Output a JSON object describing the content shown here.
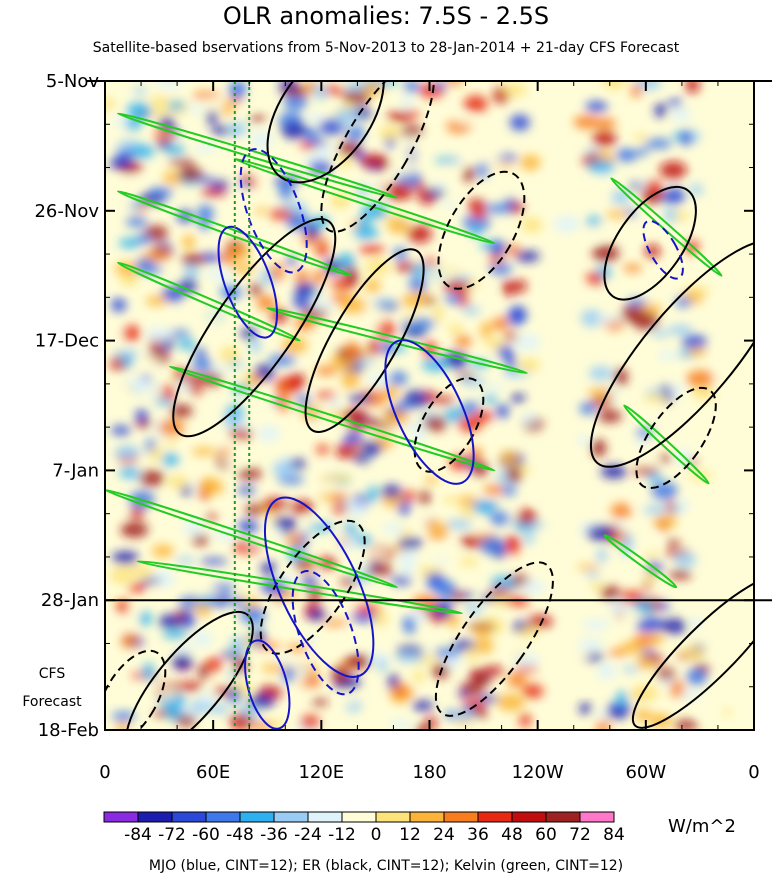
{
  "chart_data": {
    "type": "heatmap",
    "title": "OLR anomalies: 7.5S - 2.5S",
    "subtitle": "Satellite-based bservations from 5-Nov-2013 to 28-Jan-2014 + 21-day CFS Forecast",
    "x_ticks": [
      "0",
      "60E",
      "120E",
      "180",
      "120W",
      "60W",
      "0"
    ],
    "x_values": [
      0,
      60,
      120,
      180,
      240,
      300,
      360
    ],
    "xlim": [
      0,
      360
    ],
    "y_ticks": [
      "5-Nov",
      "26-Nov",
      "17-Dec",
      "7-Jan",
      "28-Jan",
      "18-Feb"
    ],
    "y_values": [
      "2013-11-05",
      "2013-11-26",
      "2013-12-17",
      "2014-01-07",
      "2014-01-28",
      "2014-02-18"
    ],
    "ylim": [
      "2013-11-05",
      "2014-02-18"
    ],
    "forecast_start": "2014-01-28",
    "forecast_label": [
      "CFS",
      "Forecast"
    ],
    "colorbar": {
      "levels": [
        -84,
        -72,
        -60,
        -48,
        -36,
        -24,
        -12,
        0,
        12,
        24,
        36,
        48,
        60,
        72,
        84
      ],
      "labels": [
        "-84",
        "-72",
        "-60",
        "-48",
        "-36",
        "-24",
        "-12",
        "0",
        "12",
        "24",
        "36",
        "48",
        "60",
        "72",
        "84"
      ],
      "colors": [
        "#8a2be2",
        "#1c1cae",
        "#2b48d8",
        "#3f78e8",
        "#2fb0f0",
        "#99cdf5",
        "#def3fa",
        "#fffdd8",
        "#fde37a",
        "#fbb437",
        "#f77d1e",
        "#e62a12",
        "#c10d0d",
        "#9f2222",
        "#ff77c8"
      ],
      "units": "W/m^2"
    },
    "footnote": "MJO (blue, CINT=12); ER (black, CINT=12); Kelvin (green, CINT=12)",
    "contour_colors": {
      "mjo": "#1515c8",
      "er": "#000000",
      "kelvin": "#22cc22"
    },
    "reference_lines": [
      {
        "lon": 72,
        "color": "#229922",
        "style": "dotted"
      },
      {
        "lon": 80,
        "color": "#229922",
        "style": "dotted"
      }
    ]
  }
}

▬▬▬▬▬▬▬▬▬▬

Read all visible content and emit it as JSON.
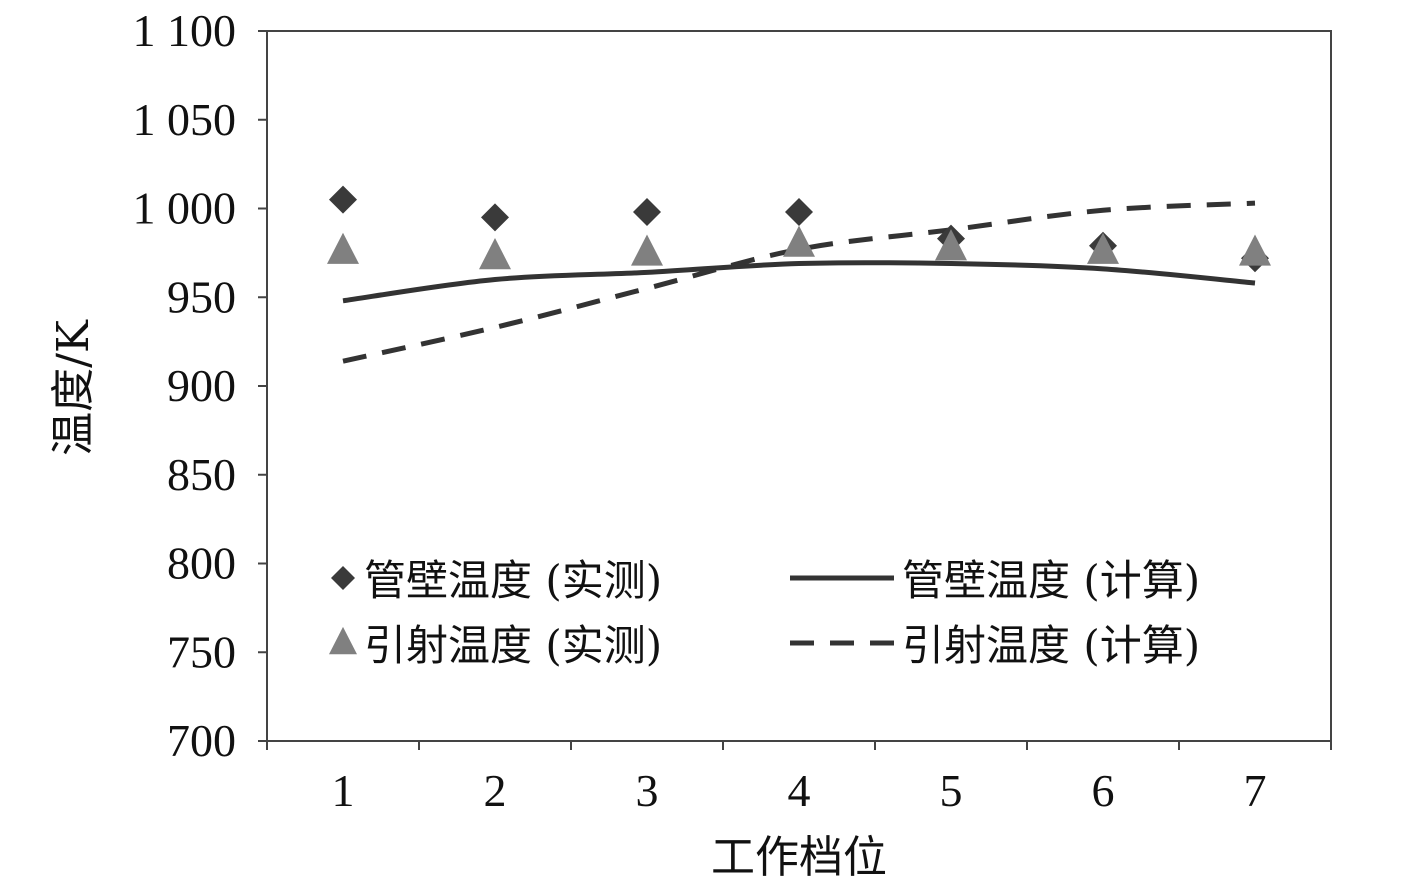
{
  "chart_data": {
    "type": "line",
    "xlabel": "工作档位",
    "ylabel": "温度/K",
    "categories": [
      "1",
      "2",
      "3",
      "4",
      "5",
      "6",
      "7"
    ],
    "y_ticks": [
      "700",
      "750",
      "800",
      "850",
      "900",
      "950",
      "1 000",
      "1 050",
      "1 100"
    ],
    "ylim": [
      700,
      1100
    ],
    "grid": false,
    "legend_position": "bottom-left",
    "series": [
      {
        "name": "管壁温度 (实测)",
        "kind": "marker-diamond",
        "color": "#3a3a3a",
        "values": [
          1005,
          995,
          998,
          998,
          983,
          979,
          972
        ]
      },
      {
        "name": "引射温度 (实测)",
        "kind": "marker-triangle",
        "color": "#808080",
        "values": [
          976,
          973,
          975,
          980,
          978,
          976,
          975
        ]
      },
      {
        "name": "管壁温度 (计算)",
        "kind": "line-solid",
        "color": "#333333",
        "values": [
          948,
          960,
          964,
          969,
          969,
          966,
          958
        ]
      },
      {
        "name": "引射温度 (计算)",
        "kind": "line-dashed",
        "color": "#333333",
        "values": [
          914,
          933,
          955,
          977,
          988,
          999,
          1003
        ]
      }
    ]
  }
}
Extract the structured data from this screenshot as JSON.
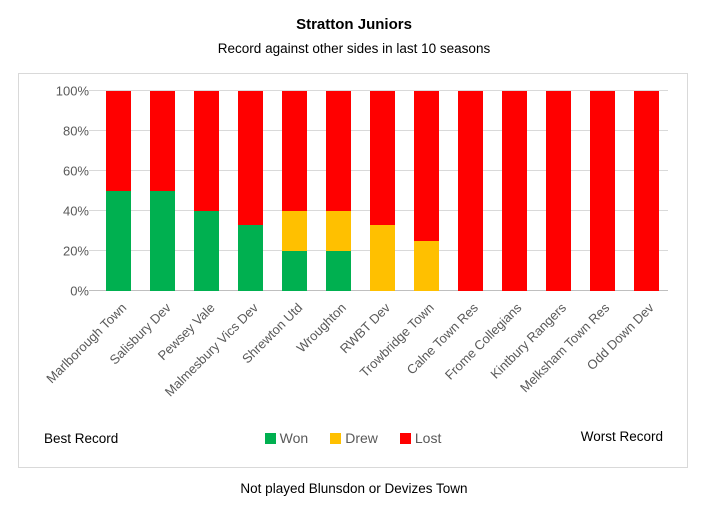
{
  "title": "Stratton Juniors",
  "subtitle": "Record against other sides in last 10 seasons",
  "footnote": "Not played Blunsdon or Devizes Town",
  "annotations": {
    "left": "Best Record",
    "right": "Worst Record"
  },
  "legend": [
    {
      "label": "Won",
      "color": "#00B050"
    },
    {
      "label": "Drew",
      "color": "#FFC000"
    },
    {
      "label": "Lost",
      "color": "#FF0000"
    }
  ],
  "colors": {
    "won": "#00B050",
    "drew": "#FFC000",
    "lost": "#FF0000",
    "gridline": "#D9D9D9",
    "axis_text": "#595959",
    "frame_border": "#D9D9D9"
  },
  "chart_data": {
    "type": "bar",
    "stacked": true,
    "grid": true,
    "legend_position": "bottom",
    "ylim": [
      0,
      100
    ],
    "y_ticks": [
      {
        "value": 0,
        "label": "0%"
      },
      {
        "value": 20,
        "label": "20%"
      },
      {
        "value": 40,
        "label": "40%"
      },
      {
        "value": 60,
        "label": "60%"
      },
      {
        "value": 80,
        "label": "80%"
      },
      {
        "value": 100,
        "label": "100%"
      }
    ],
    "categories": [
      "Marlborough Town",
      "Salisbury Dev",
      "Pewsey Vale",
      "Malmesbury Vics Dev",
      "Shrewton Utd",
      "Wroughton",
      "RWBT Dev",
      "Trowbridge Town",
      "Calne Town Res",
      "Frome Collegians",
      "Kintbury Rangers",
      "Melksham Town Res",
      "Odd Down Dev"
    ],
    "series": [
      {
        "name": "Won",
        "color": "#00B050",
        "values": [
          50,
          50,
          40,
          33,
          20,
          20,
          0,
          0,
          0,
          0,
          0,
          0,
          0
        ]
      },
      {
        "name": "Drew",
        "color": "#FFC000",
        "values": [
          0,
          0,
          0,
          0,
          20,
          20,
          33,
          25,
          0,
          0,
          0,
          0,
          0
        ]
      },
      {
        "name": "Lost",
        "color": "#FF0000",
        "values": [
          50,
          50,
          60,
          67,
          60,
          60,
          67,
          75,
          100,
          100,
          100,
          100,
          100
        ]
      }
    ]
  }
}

▬▬▬▬▬▬▬▬▬▬

> _WRITTEN TASK_: State how many lines in the records above contain the word "left", and give only that number.

> _REPLY_: 2